## Data supplied
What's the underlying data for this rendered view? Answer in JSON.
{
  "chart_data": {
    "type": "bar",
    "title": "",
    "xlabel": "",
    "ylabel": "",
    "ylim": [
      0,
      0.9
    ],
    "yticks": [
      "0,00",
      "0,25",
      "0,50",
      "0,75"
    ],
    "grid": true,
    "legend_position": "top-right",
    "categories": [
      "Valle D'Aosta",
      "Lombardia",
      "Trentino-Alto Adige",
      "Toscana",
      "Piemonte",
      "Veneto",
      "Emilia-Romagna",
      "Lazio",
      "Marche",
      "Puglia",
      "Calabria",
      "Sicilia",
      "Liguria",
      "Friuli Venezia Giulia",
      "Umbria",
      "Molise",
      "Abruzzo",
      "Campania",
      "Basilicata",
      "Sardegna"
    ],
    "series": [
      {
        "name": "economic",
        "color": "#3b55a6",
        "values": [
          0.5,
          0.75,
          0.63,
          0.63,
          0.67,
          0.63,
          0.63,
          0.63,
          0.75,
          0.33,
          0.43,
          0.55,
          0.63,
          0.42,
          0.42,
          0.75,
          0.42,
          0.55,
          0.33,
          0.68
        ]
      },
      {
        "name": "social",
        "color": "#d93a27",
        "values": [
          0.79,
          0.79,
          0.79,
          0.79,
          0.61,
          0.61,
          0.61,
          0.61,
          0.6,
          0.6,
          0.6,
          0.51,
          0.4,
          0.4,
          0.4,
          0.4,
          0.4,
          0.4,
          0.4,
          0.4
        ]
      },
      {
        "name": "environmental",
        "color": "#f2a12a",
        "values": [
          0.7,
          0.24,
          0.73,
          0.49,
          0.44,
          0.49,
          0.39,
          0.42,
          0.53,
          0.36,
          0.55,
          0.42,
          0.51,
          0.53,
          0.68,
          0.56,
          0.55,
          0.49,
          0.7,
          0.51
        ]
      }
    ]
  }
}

## Directions for this task
From the data above, show each line that contains "name".

## Written response
        "name": "economic",
        "name": "social",
        "name": "environmental",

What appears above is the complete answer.